**JOB:** Wherever a line in the data below holds "Wasserstand", copy that line.

** start of EXTRACTED RECORDS **

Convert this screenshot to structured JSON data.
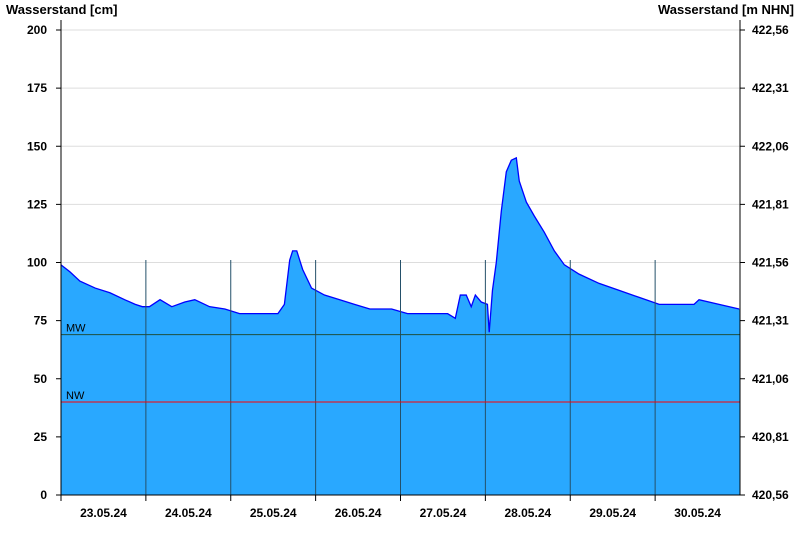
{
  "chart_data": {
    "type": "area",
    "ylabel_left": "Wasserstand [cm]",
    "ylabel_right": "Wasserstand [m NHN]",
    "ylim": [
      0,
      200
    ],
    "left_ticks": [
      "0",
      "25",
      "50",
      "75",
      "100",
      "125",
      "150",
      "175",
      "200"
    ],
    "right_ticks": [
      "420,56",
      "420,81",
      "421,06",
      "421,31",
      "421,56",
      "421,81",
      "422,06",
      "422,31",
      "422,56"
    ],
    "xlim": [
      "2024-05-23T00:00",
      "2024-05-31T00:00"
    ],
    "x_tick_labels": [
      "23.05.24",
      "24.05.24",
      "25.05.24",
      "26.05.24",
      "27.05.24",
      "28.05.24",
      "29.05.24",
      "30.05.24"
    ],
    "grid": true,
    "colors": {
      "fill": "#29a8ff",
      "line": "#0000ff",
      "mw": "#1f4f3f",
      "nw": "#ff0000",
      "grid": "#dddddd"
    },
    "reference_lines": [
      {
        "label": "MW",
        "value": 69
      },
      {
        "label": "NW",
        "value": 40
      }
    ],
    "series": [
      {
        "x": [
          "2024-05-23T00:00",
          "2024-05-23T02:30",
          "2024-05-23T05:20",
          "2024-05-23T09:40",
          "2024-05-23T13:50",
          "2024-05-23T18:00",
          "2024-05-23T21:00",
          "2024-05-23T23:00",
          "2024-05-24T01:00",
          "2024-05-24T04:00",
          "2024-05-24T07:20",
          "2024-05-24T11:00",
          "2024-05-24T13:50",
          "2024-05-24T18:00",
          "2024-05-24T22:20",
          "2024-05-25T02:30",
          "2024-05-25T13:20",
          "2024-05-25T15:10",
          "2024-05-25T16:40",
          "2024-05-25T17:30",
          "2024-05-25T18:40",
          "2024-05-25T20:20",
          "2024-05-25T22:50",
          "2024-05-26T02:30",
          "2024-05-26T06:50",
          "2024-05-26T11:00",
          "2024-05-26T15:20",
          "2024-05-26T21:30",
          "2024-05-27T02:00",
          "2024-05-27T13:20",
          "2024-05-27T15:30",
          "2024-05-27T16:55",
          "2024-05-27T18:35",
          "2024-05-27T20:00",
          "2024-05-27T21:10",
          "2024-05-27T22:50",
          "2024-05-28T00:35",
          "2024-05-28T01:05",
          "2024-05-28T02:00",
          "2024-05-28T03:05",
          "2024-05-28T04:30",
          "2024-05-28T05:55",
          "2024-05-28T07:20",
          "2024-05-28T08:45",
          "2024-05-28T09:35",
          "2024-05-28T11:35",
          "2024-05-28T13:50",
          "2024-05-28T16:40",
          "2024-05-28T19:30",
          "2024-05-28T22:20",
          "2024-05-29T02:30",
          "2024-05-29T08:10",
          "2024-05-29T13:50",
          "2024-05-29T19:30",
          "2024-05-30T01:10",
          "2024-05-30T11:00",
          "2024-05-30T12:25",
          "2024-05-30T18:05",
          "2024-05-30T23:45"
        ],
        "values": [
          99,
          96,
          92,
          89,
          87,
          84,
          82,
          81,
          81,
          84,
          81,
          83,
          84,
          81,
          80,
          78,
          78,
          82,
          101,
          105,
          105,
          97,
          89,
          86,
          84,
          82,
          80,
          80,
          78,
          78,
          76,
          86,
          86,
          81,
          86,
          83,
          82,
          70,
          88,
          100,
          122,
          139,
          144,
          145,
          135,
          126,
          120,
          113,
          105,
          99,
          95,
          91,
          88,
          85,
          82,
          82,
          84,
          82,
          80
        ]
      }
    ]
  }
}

** end of EXTRACTED RECORDS **
** start of EXTRACTED RECORDS **

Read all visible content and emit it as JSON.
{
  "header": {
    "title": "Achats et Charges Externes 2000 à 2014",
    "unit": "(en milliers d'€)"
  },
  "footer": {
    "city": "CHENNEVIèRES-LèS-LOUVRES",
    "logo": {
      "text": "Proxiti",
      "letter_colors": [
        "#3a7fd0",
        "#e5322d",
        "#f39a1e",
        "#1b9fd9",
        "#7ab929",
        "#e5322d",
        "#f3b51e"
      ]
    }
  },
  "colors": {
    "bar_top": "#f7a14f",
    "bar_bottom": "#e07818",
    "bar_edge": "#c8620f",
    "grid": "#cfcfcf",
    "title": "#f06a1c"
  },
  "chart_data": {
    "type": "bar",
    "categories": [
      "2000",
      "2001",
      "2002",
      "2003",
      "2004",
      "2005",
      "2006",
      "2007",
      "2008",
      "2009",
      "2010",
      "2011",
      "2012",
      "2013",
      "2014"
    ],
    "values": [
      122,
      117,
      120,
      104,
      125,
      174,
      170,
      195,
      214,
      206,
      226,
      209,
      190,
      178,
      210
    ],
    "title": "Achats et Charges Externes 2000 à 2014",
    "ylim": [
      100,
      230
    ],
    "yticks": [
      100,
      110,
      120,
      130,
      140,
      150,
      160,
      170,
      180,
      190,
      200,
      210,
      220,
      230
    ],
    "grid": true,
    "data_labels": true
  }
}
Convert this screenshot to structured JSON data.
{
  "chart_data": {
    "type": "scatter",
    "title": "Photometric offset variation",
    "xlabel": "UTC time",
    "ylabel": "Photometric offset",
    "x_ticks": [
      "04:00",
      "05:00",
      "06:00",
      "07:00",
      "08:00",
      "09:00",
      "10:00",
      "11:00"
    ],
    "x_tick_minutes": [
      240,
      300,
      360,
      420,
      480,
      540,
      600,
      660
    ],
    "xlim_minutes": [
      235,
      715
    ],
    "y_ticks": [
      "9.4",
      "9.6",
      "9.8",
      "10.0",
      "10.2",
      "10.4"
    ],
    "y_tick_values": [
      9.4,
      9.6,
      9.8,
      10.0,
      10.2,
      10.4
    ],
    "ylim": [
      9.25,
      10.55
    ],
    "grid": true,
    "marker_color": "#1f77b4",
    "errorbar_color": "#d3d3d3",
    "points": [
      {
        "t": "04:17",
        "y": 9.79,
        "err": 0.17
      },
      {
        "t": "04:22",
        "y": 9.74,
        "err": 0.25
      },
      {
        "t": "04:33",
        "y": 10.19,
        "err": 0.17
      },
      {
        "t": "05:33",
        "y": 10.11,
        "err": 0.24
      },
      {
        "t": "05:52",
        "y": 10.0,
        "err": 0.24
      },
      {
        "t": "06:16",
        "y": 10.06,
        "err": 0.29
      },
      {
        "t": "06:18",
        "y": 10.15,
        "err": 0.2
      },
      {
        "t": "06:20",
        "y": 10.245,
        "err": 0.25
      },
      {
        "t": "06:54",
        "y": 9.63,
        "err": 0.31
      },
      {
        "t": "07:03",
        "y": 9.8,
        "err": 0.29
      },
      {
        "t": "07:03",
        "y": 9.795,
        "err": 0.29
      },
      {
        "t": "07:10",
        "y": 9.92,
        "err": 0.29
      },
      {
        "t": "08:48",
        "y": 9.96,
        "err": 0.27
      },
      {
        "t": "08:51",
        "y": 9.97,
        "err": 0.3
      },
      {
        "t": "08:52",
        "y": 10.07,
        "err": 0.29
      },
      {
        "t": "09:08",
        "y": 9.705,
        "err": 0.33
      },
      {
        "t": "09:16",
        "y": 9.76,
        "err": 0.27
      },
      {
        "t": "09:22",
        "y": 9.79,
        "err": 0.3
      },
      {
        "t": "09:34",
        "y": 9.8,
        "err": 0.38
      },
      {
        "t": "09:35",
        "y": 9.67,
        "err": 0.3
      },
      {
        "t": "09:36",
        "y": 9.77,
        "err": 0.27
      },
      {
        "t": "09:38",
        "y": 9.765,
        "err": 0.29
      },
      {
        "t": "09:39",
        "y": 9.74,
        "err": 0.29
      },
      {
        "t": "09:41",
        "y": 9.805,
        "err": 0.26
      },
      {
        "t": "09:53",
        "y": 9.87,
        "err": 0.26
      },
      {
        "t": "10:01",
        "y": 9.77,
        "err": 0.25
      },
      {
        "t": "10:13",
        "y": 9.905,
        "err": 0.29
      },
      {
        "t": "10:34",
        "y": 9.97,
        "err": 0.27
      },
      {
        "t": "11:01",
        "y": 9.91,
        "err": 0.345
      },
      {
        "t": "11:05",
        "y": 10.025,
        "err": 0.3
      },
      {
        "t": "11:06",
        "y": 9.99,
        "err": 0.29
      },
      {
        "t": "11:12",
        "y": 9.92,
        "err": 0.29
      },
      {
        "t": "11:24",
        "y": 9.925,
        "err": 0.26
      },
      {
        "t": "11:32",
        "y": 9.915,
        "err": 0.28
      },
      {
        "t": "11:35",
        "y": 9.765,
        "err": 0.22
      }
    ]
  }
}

** end of EXTRACTED RECORDS **
** start of EXTRACTED RECORDS **

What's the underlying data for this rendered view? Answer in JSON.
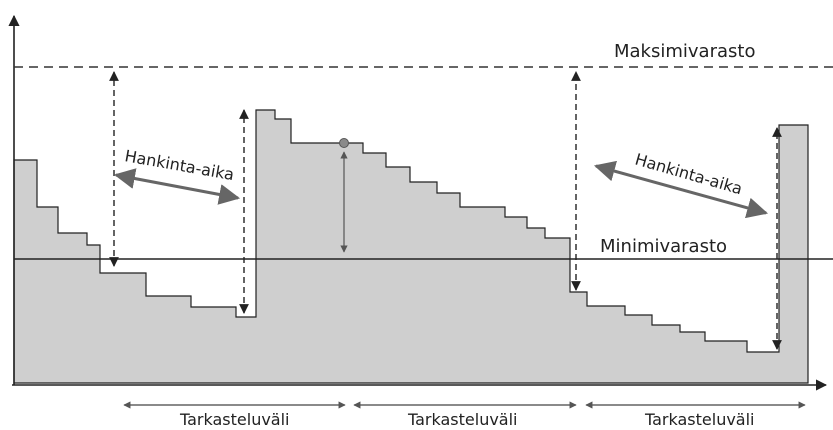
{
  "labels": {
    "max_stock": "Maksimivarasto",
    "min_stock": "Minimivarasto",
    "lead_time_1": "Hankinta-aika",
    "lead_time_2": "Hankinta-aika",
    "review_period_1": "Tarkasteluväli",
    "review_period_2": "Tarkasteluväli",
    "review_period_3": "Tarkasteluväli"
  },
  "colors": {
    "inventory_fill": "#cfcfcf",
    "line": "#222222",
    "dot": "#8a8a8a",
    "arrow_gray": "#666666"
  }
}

** end of EXTRACTED RECORDS **

**RESULT BELOW:**
    "ylabel_left": "Wasserstand [cm]",
    "ylabel_right": "Wasserstand [m NHN]",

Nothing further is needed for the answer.